---- RECORDS FOR THE EXERCISE

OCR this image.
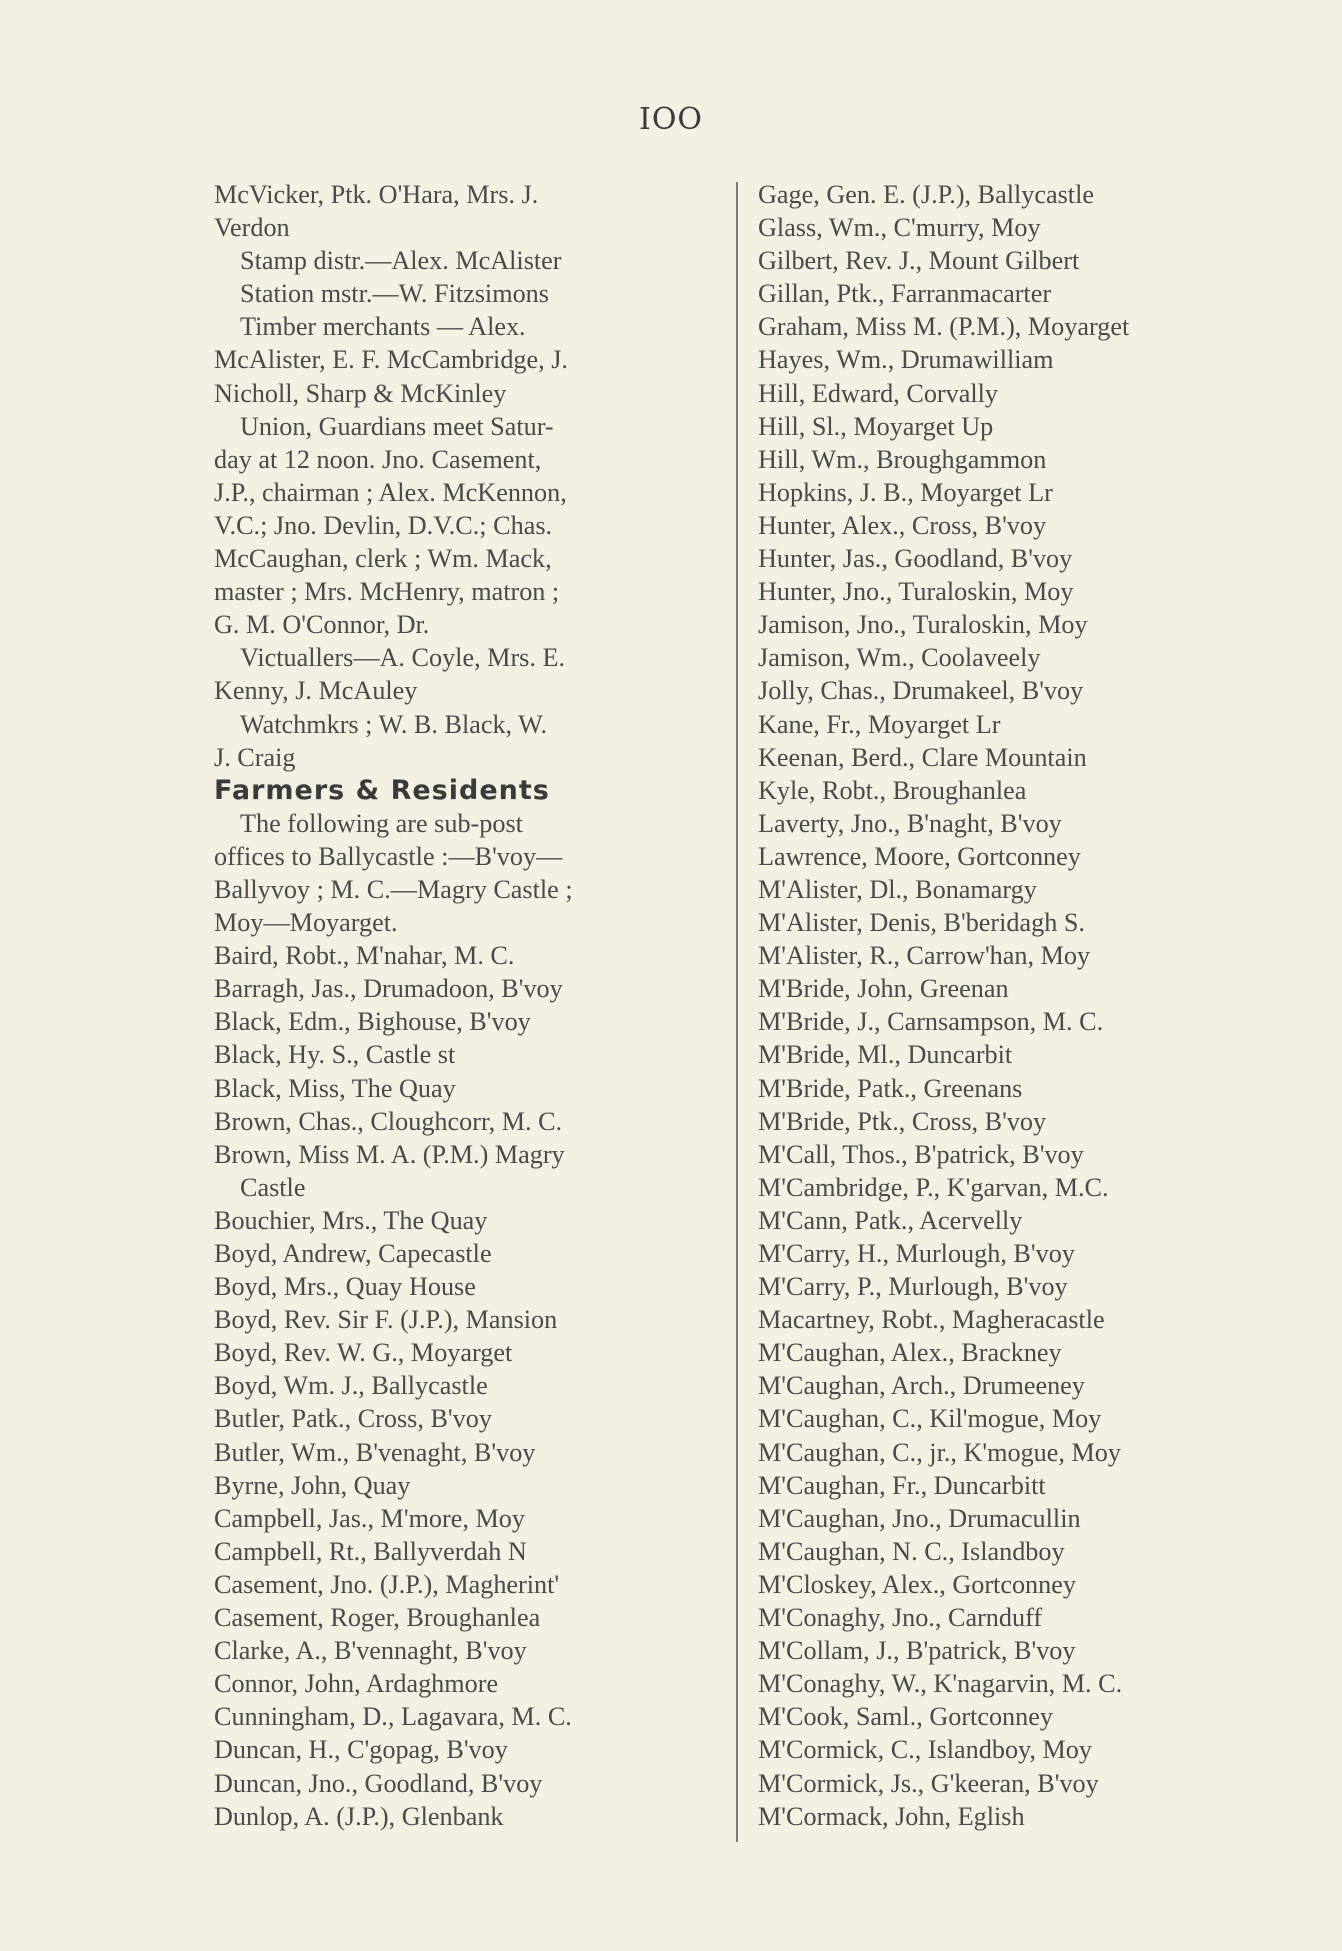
IOO
McVicker, Ptk. O'Hara, Mrs. J.
Verdon
Stamp distr.—Alex. McAlister
Station mstr.—W. Fitzsimons
Timber merchants — Alex.
McAlister, E. F. McCambridge, J.
Nicholl, Sharp & McKinley
Union, Guardians meet Satur-
day at 12 noon. Jno. Casement,
J.P., chairman ; Alex. McKennon,
V.C.; Jno. Devlin, D.V.C.; Chas.
McCaughan, clerk ; Wm. Mack,
master ; Mrs. McHenry, matron ;
G. M. O'Connor, Dr.
Victuallers—A. Coyle, Mrs. E.
Kenny, J. McAuley
Watchmkrs ; W. B. Black, W.
J. Craig
Farmers & Residents
The following are sub-post
offices to Ballycastle :—B'voy—
Ballyvoy ; M. C.—Magry Castle ;
Moy—Moyarget.
Baird, Robt., M'nahar, M. C.
Barragh, Jas., Drumadoon, B'voy
Black, Edm., Bighouse, B'voy
Black, Hy. S., Castle st
Black, Miss, The Quay
Brown, Chas., Cloughcorr, M. C.
Brown, Miss M. A. (P.M.) Magry
Castle
Bouchier, Mrs., The Quay
Boyd, Andrew, Capecastle
Boyd, Mrs., Quay House
Boyd, Rev. Sir F. (J.P.), Mansion
Boyd, Rev. W. G., Moyarget
Boyd, Wm. J., Ballycastle
Butler, Patk., Cross, B'voy
Butler, Wm., B'venaght, B'voy
Byrne, John, Quay
Campbell, Jas., M'more, Moy
Campbell, Rt., Ballyverdah N
Casement, Jno. (J.P.), Magherint'
Casement, Roger, Broughanlea
Clarke, A., B'vennaght, B'voy
Connor, John, Ardaghmore
Cunningham, D., Lagavara, M. C.
Duncan, H., C'gopag, B'voy
Duncan, Jno., Goodland, B'voy
Dunlop, A. (J.P.), Glenbank
Gage, Gen. E. (J.P.), Ballycastle
Glass, Wm., C'murry, Moy
Gilbert, Rev. J., Mount Gilbert
Gillan, Ptk., Farranmacarter
Graham, Miss M. (P.M.), Moyarget
Hayes, Wm., Drumawilliam
Hill, Edward, Corvally
Hill, Sl., Moyarget Up
Hill, Wm., Broughgammon
Hopkins, J. B., Moyarget Lr
Hunter, Alex., Cross, B'voy
Hunter, Jas., Goodland, B'voy
Hunter, Jno., Turaloskin, Moy
Jamison, Jno., Turaloskin, Moy
Jamison, Wm., Coolaveely
Jolly, Chas., Drumakeel, B'voy
Kane, Fr., Moyarget Lr
Keenan, Berd., Clare Mountain
Kyle, Robt., Broughanlea
Laverty, Jno., B'naght, B'voy
Lawrence, Moore, Gortconney
M'Alister, Dl., Bonamargy
M'Alister, Denis, B'beridagh S.
M'Alister, R., Carrow'han, Moy
M'Bride, John, Greenan
M'Bride, J., Carnsampson, M. C.
M'Bride, Ml., Duncarbit
M'Bride, Patk., Greenans
M'Bride, Ptk., Cross, B'voy
M'Call, Thos., B'patrick, B'voy
M'Cambridge, P., K'garvan, M.C.
M'Cann, Patk., Acervelly
M'Carry, H., Murlough, B'voy
M'Carry, P., Murlough, B'voy
Macartney, Robt., Magheracastle
M'Caughan, Alex., Brackney
M'Caughan, Arch., Drumeeney
M'Caughan, C., Kil'mogue, Moy
M'Caughan, C., jr., K'mogue, Moy
M'Caughan, Fr., Duncarbitt
M'Caughan, Jno., Drumacullin
M'Caughan, N. C., Islandboy
M'Closkey, Alex., Gortconney
M'Conaghy, Jno., Carnduff
M'Collam, J., B'patrick, B'voy
M'Conaghy, W., K'nagarvin, M. C.
M'Cook, Saml., Gortconney
M'Cormick, C., Islandboy, Moy
M'Cormick, Js., G'keeran, B'voy
M'Cormack, John, Eglish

--------

• THE TASK
In your copy, leave out the pictures and reproduce the material above exactly.

• THE SOLUTION
OCR this image.
IOO
McVicker, Ptk. O'Hara, Mrs. J.
Verdon
Stamp distr.—Alex. McAlister
Station mstr.—W. Fitzsimons
Timber merchants — Alex.
McAlister, E. F. McCambridge, J.
Nicholl, Sharp & McKinley
Union, Guardians meet Satur-
day at 12 noon. Jno. Casement,
J.P., chairman ; Alex. McKennon,
V.C.; Jno. Devlin, D.V.C.; Chas.
McCaughan, clerk ; Wm. Mack,
master ; Mrs. McHenry, matron ;
G. M. O'Connor, Dr.
Victuallers—A. Coyle, Mrs. E.
Kenny, J. McAuley
Watchmkrs ; W. B. Black, W.
J. Craig
Farmers & Residents
The following are sub-post
offices to Ballycastle :—B'voy—
Ballyvoy ; M. C.—Magry Castle ;
Moy—Moyarget.
Baird, Robt., M'nahar, M. C.
Barragh, Jas., Drumadoon, B'voy
Black, Edm., Bighouse, B'voy
Black, Hy. S., Castle st
Black, Miss, The Quay
Brown, Chas., Cloughcorr, M. C.
Brown, Miss M. A. (P.M.) Magry
Castle
Bouchier, Mrs., The Quay
Boyd, Andrew, Capecastle
Boyd, Mrs., Quay House
Boyd, Rev. Sir F. (J.P.), Mansion
Boyd, Rev. W. G., Moyarget
Boyd, Wm. J., Ballycastle
Butler, Patk., Cross, B'voy
Butler, Wm., B'venaght, B'voy
Byrne, John, Quay
Campbell, Jas., M'more, Moy
Campbell, Rt., Ballyverdah N
Casement, Jno. (J.P.), Magherint'
Casement, Roger, Broughanlea
Clarke, A., B'vennaght, B'voy
Connor, John, Ardaghmore
Cunningham, D., Lagavara, M. C.
Duncan, H., C'gopag, B'voy
Duncan, Jno., Goodland, B'voy
Dunlop, A. (J.P.), Glenbank
Gage, Gen. E. (J.P.), Ballycastle
Glass, Wm., C'murry, Moy
Gilbert, Rev. J., Mount Gilbert
Gillan, Ptk., Farranmacarter
Graham, Miss M. (P.M.), Moyarget
Hayes, Wm., Drumawilliam
Hill, Edward, Corvally
Hill, Sl., Moyarget Up
Hill, Wm., Broughgammon
Hopkins, J. B., Moyarget Lr
Hunter, Alex., Cross, B'voy
Hunter, Jas., Goodland, B'voy
Hunter, Jno., Turaloskin, Moy
Jamison, Jno., Turaloskin, Moy
Jamison, Wm., Coolaveely
Jolly, Chas., Drumakeel, B'voy
Kane, Fr., Moyarget Lr
Keenan, Berd., Clare Mountain
Kyle, Robt., Broughanlea
Laverty, Jno., B'naght, B'voy
Lawrence, Moore, Gortconney
M'Alister, Dl., Bonamargy
M'Alister, Denis, B'beridagh S.
M'Alister, R., Carrow'han, Moy
M'Bride, John, Greenan
M'Bride, J., Carnsampson, M. C.
M'Bride, Ml., Duncarbit
M'Bride, Patk., Greenans
M'Bride, Ptk., Cross, B'voy
M'Call, Thos., B'patrick, B'voy
M'Cambridge, P., K'garvan, M.C.
M'Cann, Patk., Acervelly
M'Carry, H., Murlough, B'voy
M'Carry, P., Murlough, B'voy
Macartney, Robt., Magheracastle
M'Caughan, Alex., Brackney
M'Caughan, Arch., Drumeeney
M'Caughan, C., Kil'mogue, Moy
M'Caughan, C., jr., K'mogue, Moy
M'Caughan, Fr., Duncarbitt
M'Caughan, Jno., Drumacullin
M'Caughan, N. C., Islandboy
M'Closkey, Alex., Gortconney
M'Conaghy, Jno., Carnduff
M'Collam, J., B'patrick, B'voy
M'Conaghy, W., K'nagarvin, M. C.
M'Cook, Saml., Gortconney
M'Cormick, C., Islandboy, Moy
M'Cormick, Js., G'keeran, B'voy
M'Cormack, John, Eglish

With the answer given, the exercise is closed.